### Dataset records
==================================================

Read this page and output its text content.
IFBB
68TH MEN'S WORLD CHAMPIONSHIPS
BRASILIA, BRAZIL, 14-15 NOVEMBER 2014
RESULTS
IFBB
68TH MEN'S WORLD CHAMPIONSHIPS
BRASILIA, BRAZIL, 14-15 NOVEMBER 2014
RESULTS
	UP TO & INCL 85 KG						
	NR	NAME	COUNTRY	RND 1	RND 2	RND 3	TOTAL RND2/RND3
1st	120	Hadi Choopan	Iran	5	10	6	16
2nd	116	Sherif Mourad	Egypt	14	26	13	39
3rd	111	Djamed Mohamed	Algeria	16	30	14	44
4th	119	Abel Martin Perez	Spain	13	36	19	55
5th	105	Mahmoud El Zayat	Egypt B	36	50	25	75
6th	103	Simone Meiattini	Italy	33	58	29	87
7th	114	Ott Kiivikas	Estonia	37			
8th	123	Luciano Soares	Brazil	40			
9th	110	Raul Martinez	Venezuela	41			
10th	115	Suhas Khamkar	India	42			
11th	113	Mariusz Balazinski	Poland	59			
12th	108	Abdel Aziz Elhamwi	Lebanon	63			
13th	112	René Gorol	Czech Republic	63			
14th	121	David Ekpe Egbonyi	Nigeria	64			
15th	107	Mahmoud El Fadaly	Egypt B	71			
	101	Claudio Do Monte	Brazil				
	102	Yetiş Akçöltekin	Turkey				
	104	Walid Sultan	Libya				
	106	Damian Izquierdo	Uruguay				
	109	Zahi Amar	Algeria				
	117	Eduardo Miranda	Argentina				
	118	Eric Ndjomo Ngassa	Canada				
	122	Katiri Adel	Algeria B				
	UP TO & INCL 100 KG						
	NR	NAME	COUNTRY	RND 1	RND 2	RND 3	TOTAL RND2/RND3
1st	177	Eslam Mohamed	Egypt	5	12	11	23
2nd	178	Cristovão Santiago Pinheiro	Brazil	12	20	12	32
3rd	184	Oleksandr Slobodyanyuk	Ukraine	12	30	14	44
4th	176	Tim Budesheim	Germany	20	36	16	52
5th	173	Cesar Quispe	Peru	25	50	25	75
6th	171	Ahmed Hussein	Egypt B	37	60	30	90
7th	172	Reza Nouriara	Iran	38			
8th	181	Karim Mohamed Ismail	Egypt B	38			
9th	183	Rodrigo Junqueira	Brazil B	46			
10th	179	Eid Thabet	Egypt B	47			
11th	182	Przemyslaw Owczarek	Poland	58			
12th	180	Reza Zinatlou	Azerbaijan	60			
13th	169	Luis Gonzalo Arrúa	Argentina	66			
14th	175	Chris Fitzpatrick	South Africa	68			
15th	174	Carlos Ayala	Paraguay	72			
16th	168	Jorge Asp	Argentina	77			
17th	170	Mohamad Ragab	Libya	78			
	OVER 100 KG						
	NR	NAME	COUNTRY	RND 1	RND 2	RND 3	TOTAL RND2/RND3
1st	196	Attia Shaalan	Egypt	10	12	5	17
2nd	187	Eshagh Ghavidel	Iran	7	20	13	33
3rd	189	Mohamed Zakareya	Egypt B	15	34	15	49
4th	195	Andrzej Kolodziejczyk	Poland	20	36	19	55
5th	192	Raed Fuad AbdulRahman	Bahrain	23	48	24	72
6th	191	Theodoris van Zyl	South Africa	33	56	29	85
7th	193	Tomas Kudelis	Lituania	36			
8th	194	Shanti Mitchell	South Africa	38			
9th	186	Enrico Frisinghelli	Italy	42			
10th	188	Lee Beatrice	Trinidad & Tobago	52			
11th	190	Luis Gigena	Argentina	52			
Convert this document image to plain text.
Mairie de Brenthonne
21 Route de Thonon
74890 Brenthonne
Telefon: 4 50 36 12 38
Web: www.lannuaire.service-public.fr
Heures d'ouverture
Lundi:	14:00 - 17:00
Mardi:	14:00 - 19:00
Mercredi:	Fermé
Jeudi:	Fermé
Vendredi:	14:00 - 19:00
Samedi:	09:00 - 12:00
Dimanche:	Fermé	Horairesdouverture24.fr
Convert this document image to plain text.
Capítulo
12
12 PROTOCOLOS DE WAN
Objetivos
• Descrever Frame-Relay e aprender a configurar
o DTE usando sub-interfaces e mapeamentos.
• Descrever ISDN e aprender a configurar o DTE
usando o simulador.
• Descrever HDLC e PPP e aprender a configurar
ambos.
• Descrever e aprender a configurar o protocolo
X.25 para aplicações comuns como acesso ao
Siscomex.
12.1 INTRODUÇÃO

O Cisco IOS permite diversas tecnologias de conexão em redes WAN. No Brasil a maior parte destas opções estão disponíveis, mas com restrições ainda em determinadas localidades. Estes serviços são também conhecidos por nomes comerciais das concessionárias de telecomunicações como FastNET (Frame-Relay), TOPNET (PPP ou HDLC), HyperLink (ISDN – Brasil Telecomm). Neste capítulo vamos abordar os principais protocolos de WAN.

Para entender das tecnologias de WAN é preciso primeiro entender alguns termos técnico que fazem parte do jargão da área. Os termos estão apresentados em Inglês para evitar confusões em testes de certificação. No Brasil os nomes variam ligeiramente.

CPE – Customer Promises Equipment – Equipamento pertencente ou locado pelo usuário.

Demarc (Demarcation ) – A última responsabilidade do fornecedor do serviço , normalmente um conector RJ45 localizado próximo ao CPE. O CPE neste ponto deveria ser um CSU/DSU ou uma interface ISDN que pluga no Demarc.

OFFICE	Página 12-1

==================================================

### OBJECTIVE
Word for word, restate all of the data shown above.

### THE COMPLETED TASK
Read this page and output its text content.
IFBB
68TH MEN'S WORLD CHAMPIONSHIPS
BRASILIA, BRAZIL, 14-15 NOVEMBER 2014
RESULTS
IFBB
68TH MEN'S WORLD CHAMPIONSHIPS
BRASILIA, BRAZIL, 14-15 NOVEMBER 2014
RESULTS
	UP TO & INCL 85 KG						
	NR	NAME	COUNTRY	RND 1	RND 2	RND 3	TOTAL RND2/RND3
1st	120	Hadi Choopan	Iran	5	10	6	16
2nd	116	Sherif Mourad	Egypt	14	26	13	39
3rd	111	Djamed Mohamed	Algeria	16	30	14	44
4th	119	Abel Martin Perez	Spain	13	36	19	55
5th	105	Mahmoud El Zayat	Egypt B	36	50	25	75
6th	103	Simone Meiattini	Italy	33	58	29	87
7th	114	Ott Kiivikas	Estonia	37			
8th	123	Luciano Soares	Brazil	40			
9th	110	Raul Martinez	Venezuela	41			
10th	115	Suhas Khamkar	India	42			
11th	113	Mariusz Balazinski	Poland	59			
12th	108	Abdel Aziz Elhamwi	Lebanon	63			
13th	112	René Gorol	Czech Republic	63			
14th	121	David Ekpe Egbonyi	Nigeria	64			
15th	107	Mahmoud El Fadaly	Egypt B	71			
	101	Claudio Do Monte	Brazil				
	102	Yetiş Akçöltekin	Turkey				
	104	Walid Sultan	Libya				
	106	Damian Izquierdo	Uruguay				
	109	Zahi Amar	Algeria				
	117	Eduardo Miranda	Argentina				
	118	Eric Ndjomo Ngassa	Canada				
	122	Katiri Adel	Algeria B				
	UP TO & INCL 100 KG						
	NR	NAME	COUNTRY	RND 1	RND 2	RND 3	TOTAL RND2/RND3
1st	177	Eslam Mohamed	Egypt	5	12	11	23
2nd	178	Cristovão Santiago Pinheiro	Brazil	12	20	12	32
3rd	184	Oleksandr Slobodyanyuk	Ukraine	12	30	14	44
4th	176	Tim Budesheim	Germany	20	36	16	52
5th	173	Cesar Quispe	Peru	25	50	25	75
6th	171	Ahmed Hussein	Egypt B	37	60	30	90
7th	172	Reza Nouriara	Iran	38			
8th	181	Karim Mohamed Ismail	Egypt B	38			
9th	183	Rodrigo Junqueira	Brazil B	46			
10th	179	Eid Thabet	Egypt B	47			
11th	182	Przemyslaw Owczarek	Poland	58			
12th	180	Reza Zinatlou	Azerbaijan	60			
13th	169	Luis Gonzalo Arrúa	Argentina	66			
14th	175	Chris Fitzpatrick	South Africa	68			
15th	174	Carlos Ayala	Paraguay	72			
16th	168	Jorge Asp	Argentina	77			
17th	170	Mohamad Ragab	Libya	78			
	OVER 100 KG						
	NR	NAME	COUNTRY	RND 1	RND 2	RND 3	TOTAL RND2/RND3
1st	196	Attia Shaalan	Egypt	10	12	5	17
2nd	187	Eshagh Ghavidel	Iran	7	20	13	33
3rd	189	Mohamed Zakareya	Egypt B	15	34	15	49
4th	195	Andrzej Kolodziejczyk	Poland	20	36	19	55
5th	192	Raed Fuad AbdulRahman	Bahrain	23	48	24	72
6th	191	Theodoris van Zyl	South Africa	33	56	29	85
7th	193	Tomas Kudelis	Lituania	36			
8th	194	Shanti Mitchell	South Africa	38			
9th	186	Enrico Frisinghelli	Italy	42			
10th	188	Lee Beatrice	Trinidad & Tobago	52			
11th	190	Luis Gigena	Argentina	52			
Convert this document image to plain text.
Mairie de Brenthonne
21 Route de Thonon
74890 Brenthonne
Telefon: 4 50 36 12 38
Web: www.lannuaire.service-public.fr
Heures d'ouverture
Lundi:	14:00 - 17:00
Mardi:	14:00 - 19:00
Mercredi:	Fermé
Jeudi:	Fermé
Vendredi:	14:00 - 19:00
Samedi:	09:00 - 12:00
Dimanche:	Fermé	Horairesdouverture24.fr
Convert this document image to plain text.
Capítulo
12
12 PROTOCOLOS DE WAN
Objetivos
• Descrever Frame-Relay e aprender a configurar
o DTE usando sub-interfaces e mapeamentos.
• Descrever ISDN e aprender a configurar o DTE
usando o simulador.
• Descrever HDLC e PPP e aprender a configurar
ambos.
• Descrever e aprender a configurar o protocolo
X.25 para aplicações comuns como acesso ao
Siscomex.
12.1 INTRODUÇÃO

O Cisco IOS permite diversas tecnologias de conexão em redes WAN. No Brasil a maior parte destas opções estão disponíveis, mas com restrições ainda em determinadas localidades. Estes serviços são também conhecidos por nomes comerciais das concessionárias de telecomunicações como FastNET (Frame-Relay), TOPNET (PPP ou HDLC), HyperLink (ISDN – Brasil Telecomm). Neste capítulo vamos abordar os principais protocolos de WAN.

Para entender das tecnologias de WAN é preciso primeiro entender alguns termos técnico que fazem parte do jargão da área. Os termos estão apresentados em Inglês para evitar confusões em testes de certificação. No Brasil os nomes variam ligeiramente.

CPE – Customer Promises Equipment – Equipamento pertencente ou locado pelo usuário.

Demarc (Demarcation ) – A última responsabilidade do fornecedor do serviço , normalmente um conector RJ45 localizado próximo ao CPE. O CPE neste ponto deveria ser um CSU/DSU ou uma interface ISDN que pluga no Demarc.

OFFICE	Página 12-1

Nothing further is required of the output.